#### [Material to process]
+ + + + +
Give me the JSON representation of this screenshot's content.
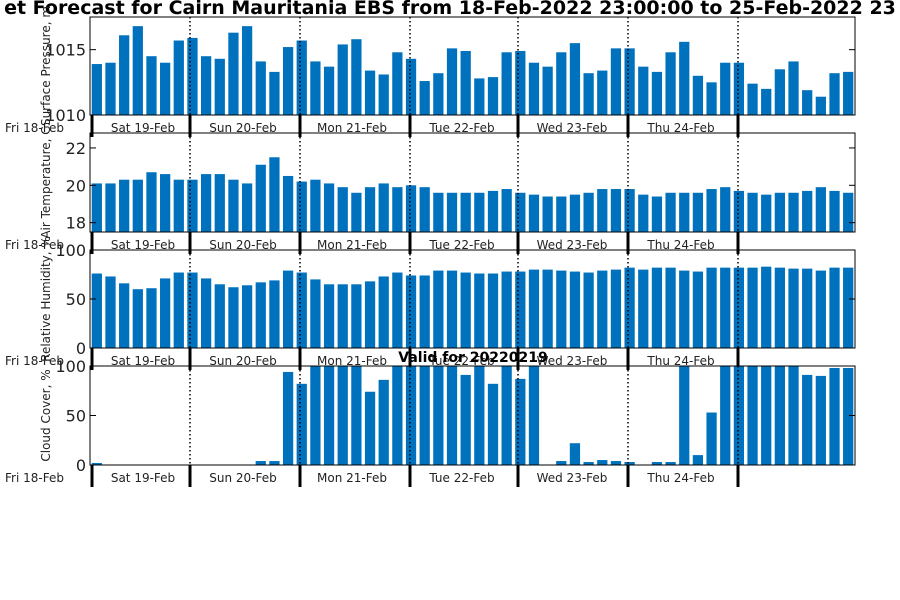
{
  "title": "et Forecast for Cairn Mauritania EBS from 18-Feb-2022 23:00:00 to 25-Feb-2022 23",
  "colors": {
    "bar": "#0072BD",
    "axis": "#000000",
    "background": "#ffffff"
  },
  "chart_data": [
    {
      "type": "bar",
      "ylabel": "Surface Pressure, m",
      "ylim": [
        1010,
        1017.5
      ],
      "yticks": [
        "1010",
        "1015"
      ],
      "ytick_values": [
        1010,
        1015
      ],
      "values": [
        1013.9,
        1014.0,
        1016.1,
        1016.8,
        1014.5,
        1014.0,
        1015.7,
        1015.9,
        1014.5,
        1014.3,
        1016.3,
        1016.8,
        1014.1,
        1013.3,
        1015.2,
        1015.7,
        1014.1,
        1013.7,
        1015.4,
        1015.8,
        1013.4,
        1013.1,
        1014.8,
        1014.3,
        1012.6,
        1013.2,
        1015.1,
        1014.9,
        1012.8,
        1012.9,
        1014.8,
        1014.9,
        1014.0,
        1013.7,
        1014.8,
        1015.5,
        1013.2,
        1013.4,
        1015.1,
        1015.1,
        1013.7,
        1013.3,
        1014.8,
        1015.6,
        1013.0,
        1012.5,
        1014.0,
        1014.0,
        1012.4,
        1012.0,
        1013.5,
        1014.1,
        1011.9,
        1011.4,
        1013.2,
        1013.3
      ]
    },
    {
      "type": "bar",
      "ylabel": "Air Temperature, C",
      "ylim": [
        17.5,
        22.8
      ],
      "yticks": [
        "18",
        "20",
        "22"
      ],
      "ytick_values": [
        18,
        20,
        22
      ],
      "values": [
        20.1,
        20.1,
        20.3,
        20.3,
        20.7,
        20.6,
        20.3,
        20.3,
        20.6,
        20.6,
        20.3,
        20.1,
        21.1,
        21.5,
        20.5,
        20.2,
        20.3,
        20.1,
        19.9,
        19.6,
        19.9,
        20.1,
        19.9,
        20.0,
        19.9,
        19.6,
        19.6,
        19.6,
        19.6,
        19.7,
        19.8,
        19.6,
        19.5,
        19.4,
        19.4,
        19.5,
        19.6,
        19.8,
        19.8,
        19.8,
        19.5,
        19.4,
        19.6,
        19.6,
        19.6,
        19.8,
        19.9,
        19.7,
        19.6,
        19.5,
        19.6,
        19.6,
        19.7,
        19.9,
        19.7,
        19.6
      ]
    },
    {
      "type": "bar",
      "ylabel": "Relative Humidity, %",
      "ylim": [
        0,
        100
      ],
      "yticks": [
        "0",
        "50",
        "100"
      ],
      "ytick_values": [
        0,
        50,
        100
      ],
      "values": [
        76,
        73,
        66,
        60,
        61,
        71,
        77,
        77,
        71,
        65,
        62,
        64,
        67,
        69,
        79,
        77,
        70,
        65,
        65,
        65,
        68,
        73,
        77,
        74,
        74,
        79,
        79,
        77,
        76,
        76,
        78,
        78,
        80,
        80,
        79,
        78,
        77,
        79,
        80,
        82,
        80,
        82,
        82,
        79,
        78,
        82,
        82,
        82,
        82,
        83,
        82,
        81,
        81,
        79,
        82,
        82
      ]
    },
    {
      "type": "bar",
      "title": "Valid for 20220219",
      "ylabel": "Cloud Cover, %",
      "ylim": [
        0,
        100
      ],
      "yticks": [
        "0",
        "50",
        "100"
      ],
      "ytick_values": [
        0,
        50,
        100
      ],
      "values": [
        2,
        0,
        0,
        0,
        0,
        0,
        0,
        0,
        0,
        0,
        0,
        0,
        4,
        4,
        94,
        82,
        100,
        100,
        100,
        100,
        74,
        86,
        100,
        100,
        100,
        100,
        100,
        91,
        100,
        82,
        100,
        87,
        100,
        0,
        4,
        22,
        3,
        5,
        4,
        3,
        0,
        3,
        3,
        100,
        10,
        53,
        100,
        100,
        100,
        100,
        100,
        100,
        91,
        90,
        98,
        98
      ]
    }
  ],
  "x_axis": {
    "first_label": "Fri 18-Feb",
    "day_labels": [
      "Sat 19-Feb",
      "Sun 20-Feb",
      "Mon 21-Feb",
      "Tue 22-Feb",
      "Wed 23-Feb",
      "Thu 24-Feb"
    ]
  }
}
+ + + + +
#### [Written request]
In the copy, include no pictures; restate the listing above exactly.

#### [Full output]
Give me the JSON representation of this screenshot's content.
{
  "title": "et Forecast for Cairn Mauritania EBS from 18-Feb-2022 23:00:00 to 25-Feb-2022 23",
  "colors": {
    "bar": "#0072BD",
    "axis": "#000000",
    "background": "#ffffff"
  },
  "chart_data": [
    {
      "type": "bar",
      "ylabel": "Surface Pressure, m",
      "ylim": [
        1010,
        1017.5
      ],
      "yticks": [
        "1010",
        "1015"
      ],
      "ytick_values": [
        1010,
        1015
      ],
      "values": [
        1013.9,
        1014.0,
        1016.1,
        1016.8,
        1014.5,
        1014.0,
        1015.7,
        1015.9,
        1014.5,
        1014.3,
        1016.3,
        1016.8,
        1014.1,
        1013.3,
        1015.2,
        1015.7,
        1014.1,
        1013.7,
        1015.4,
        1015.8,
        1013.4,
        1013.1,
        1014.8,
        1014.3,
        1012.6,
        1013.2,
        1015.1,
        1014.9,
        1012.8,
        1012.9,
        1014.8,
        1014.9,
        1014.0,
        1013.7,
        1014.8,
        1015.5,
        1013.2,
        1013.4,
        1015.1,
        1015.1,
        1013.7,
        1013.3,
        1014.8,
        1015.6,
        1013.0,
        1012.5,
        1014.0,
        1014.0,
        1012.4,
        1012.0,
        1013.5,
        1014.1,
        1011.9,
        1011.4,
        1013.2,
        1013.3
      ]
    },
    {
      "type": "bar",
      "ylabel": "Air Temperature, C",
      "ylim": [
        17.5,
        22.8
      ],
      "yticks": [
        "18",
        "20",
        "22"
      ],
      "ytick_values": [
        18,
        20,
        22
      ],
      "values": [
        20.1,
        20.1,
        20.3,
        20.3,
        20.7,
        20.6,
        20.3,
        20.3,
        20.6,
        20.6,
        20.3,
        20.1,
        21.1,
        21.5,
        20.5,
        20.2,
        20.3,
        20.1,
        19.9,
        19.6,
        19.9,
        20.1,
        19.9,
        20.0,
        19.9,
        19.6,
        19.6,
        19.6,
        19.6,
        19.7,
        19.8,
        19.6,
        19.5,
        19.4,
        19.4,
        19.5,
        19.6,
        19.8,
        19.8,
        19.8,
        19.5,
        19.4,
        19.6,
        19.6,
        19.6,
        19.8,
        19.9,
        19.7,
        19.6,
        19.5,
        19.6,
        19.6,
        19.7,
        19.9,
        19.7,
        19.6
      ]
    },
    {
      "type": "bar",
      "ylabel": "Relative Humidity, %",
      "ylim": [
        0,
        100
      ],
      "yticks": [
        "0",
        "50",
        "100"
      ],
      "ytick_values": [
        0,
        50,
        100
      ],
      "values": [
        76,
        73,
        66,
        60,
        61,
        71,
        77,
        77,
        71,
        65,
        62,
        64,
        67,
        69,
        79,
        77,
        70,
        65,
        65,
        65,
        68,
        73,
        77,
        74,
        74,
        79,
        79,
        77,
        76,
        76,
        78,
        78,
        80,
        80,
        79,
        78,
        77,
        79,
        80,
        82,
        80,
        82,
        82,
        79,
        78,
        82,
        82,
        82,
        82,
        83,
        82,
        81,
        81,
        79,
        82,
        82
      ]
    },
    {
      "type": "bar",
      "title": "Valid for 20220219",
      "ylabel": "Cloud Cover, %",
      "ylim": [
        0,
        100
      ],
      "yticks": [
        "0",
        "50",
        "100"
      ],
      "ytick_values": [
        0,
        50,
        100
      ],
      "values": [
        2,
        0,
        0,
        0,
        0,
        0,
        0,
        0,
        0,
        0,
        0,
        0,
        4,
        4,
        94,
        82,
        100,
        100,
        100,
        100,
        74,
        86,
        100,
        100,
        100,
        100,
        100,
        91,
        100,
        82,
        100,
        87,
        100,
        0,
        4,
        22,
        3,
        5,
        4,
        3,
        0,
        3,
        3,
        100,
        10,
        53,
        100,
        100,
        100,
        100,
        100,
        100,
        91,
        90,
        98,
        98
      ]
    }
  ],
  "x_axis": {
    "first_label": "Fri 18-Feb",
    "day_labels": [
      "Sat 19-Feb",
      "Sun 20-Feb",
      "Mon 21-Feb",
      "Tue 22-Feb",
      "Wed 23-Feb",
      "Thu 24-Feb"
    ]
  }
}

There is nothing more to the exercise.